+++ EXERCISE DATA
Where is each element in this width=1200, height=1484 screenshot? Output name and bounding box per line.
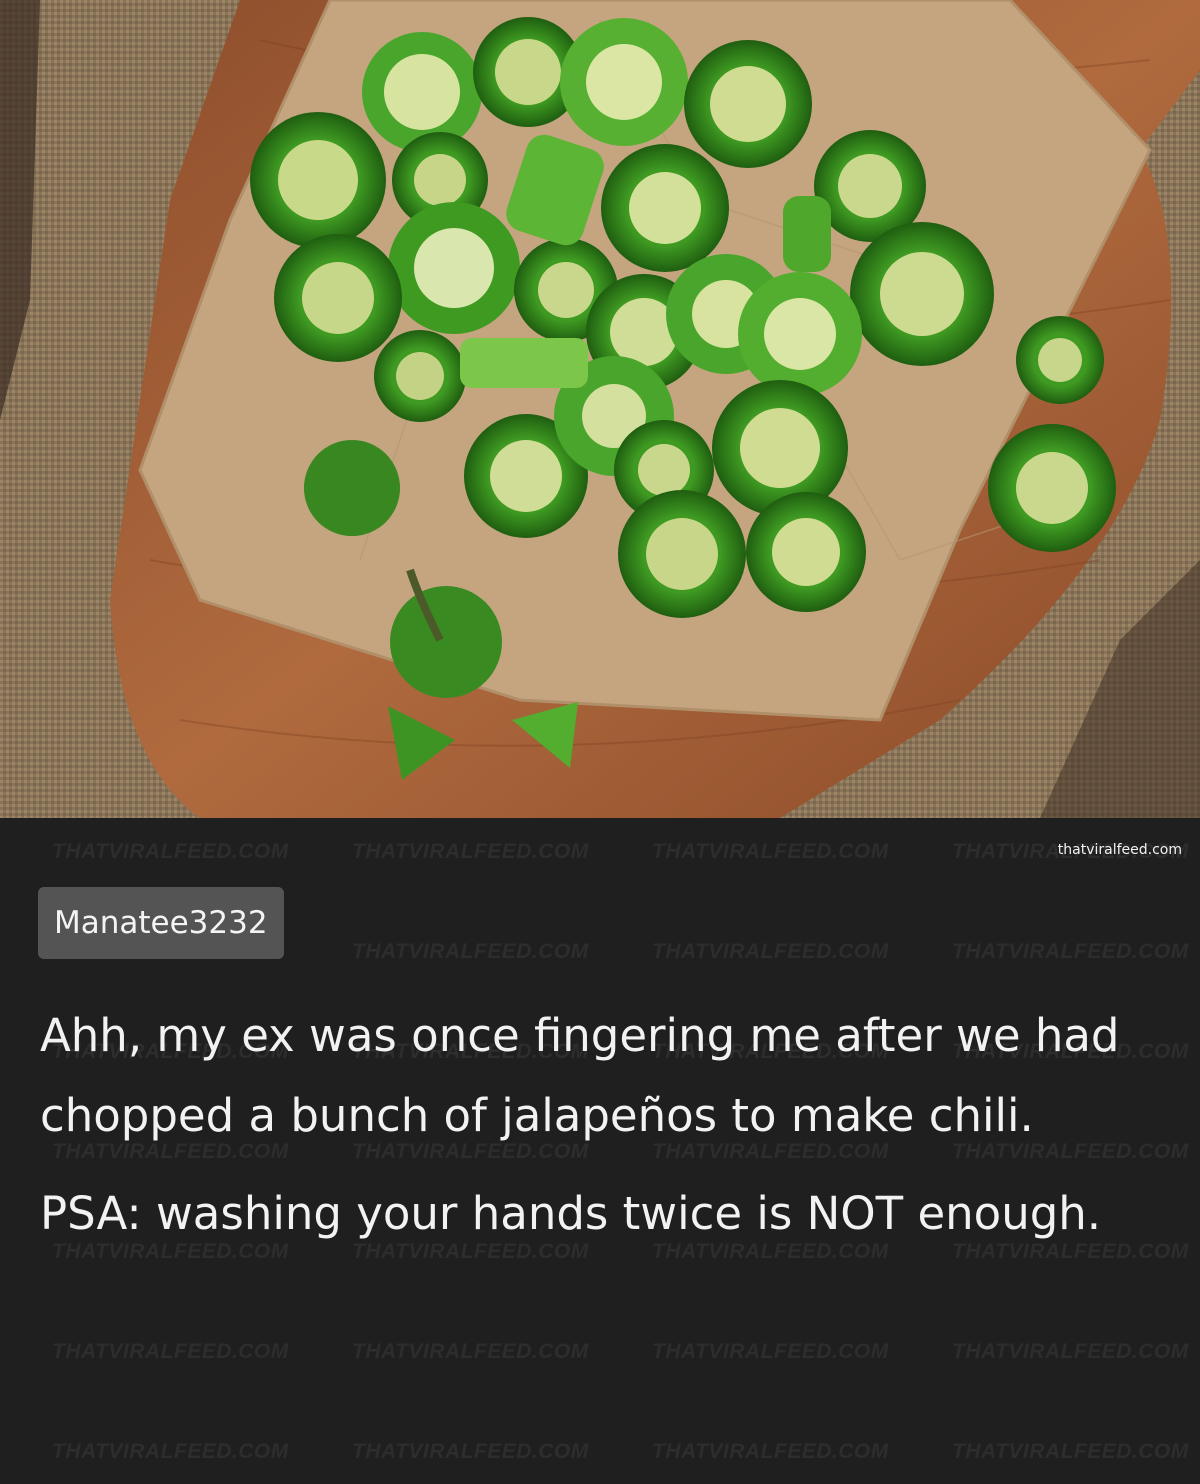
username-badge: Manatee3232 bbox=[38, 887, 284, 959]
watermark: THATVIRALFEED.COM bbox=[952, 1340, 1189, 1363]
post-body: Ahh, my ex was once fingering me after w… bbox=[40, 996, 1160, 1254]
watermark: THATVIRALFEED.COM bbox=[352, 940, 589, 963]
caption-panel: THATVIRALFEED.COM THATVIRALFEED.COM THAT… bbox=[0, 818, 1200, 1484]
site-credit: thatviralfeed.com bbox=[1057, 842, 1182, 858]
watermark: THATVIRALFEED.COM bbox=[652, 1440, 889, 1463]
watermark: THATVIRALFEED.COM bbox=[652, 940, 889, 963]
watermark: THATVIRALFEED.COM bbox=[652, 1340, 889, 1363]
watermark: THATVIRALFEED.COM bbox=[52, 1440, 289, 1463]
watermark: THATVIRALFEED.COM bbox=[952, 940, 1189, 963]
watermark: THATVIRALFEED.COM bbox=[352, 1440, 589, 1463]
watermark: THATVIRALFEED.COM bbox=[52, 1340, 289, 1363]
jalapeno-photo bbox=[0, 0, 1200, 818]
post-paragraph: Ahh, my ex was once fingering me after w… bbox=[40, 1009, 1120, 1142]
watermark: THATVIRALFEED.COM bbox=[52, 840, 289, 863]
post-paragraph: PSA: washing your hands twice is NOT eno… bbox=[40, 1187, 1102, 1240]
watermark: THATVIRALFEED.COM bbox=[352, 840, 589, 863]
watermark: THATVIRALFEED.COM bbox=[952, 1440, 1189, 1463]
watermark: THATVIRALFEED.COM bbox=[352, 1340, 589, 1363]
watermark: THATVIRALFEED.COM bbox=[652, 840, 889, 863]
++++++
For this exercise, return every line from the data that holds the string "paragraph".

post-paragraph: Ahh, my ex was once fingering me after w… bbox=[40, 1009, 1120, 1142]
post-paragraph: PSA: washing your hands twice is NOT eno… bbox=[40, 1187, 1102, 1240]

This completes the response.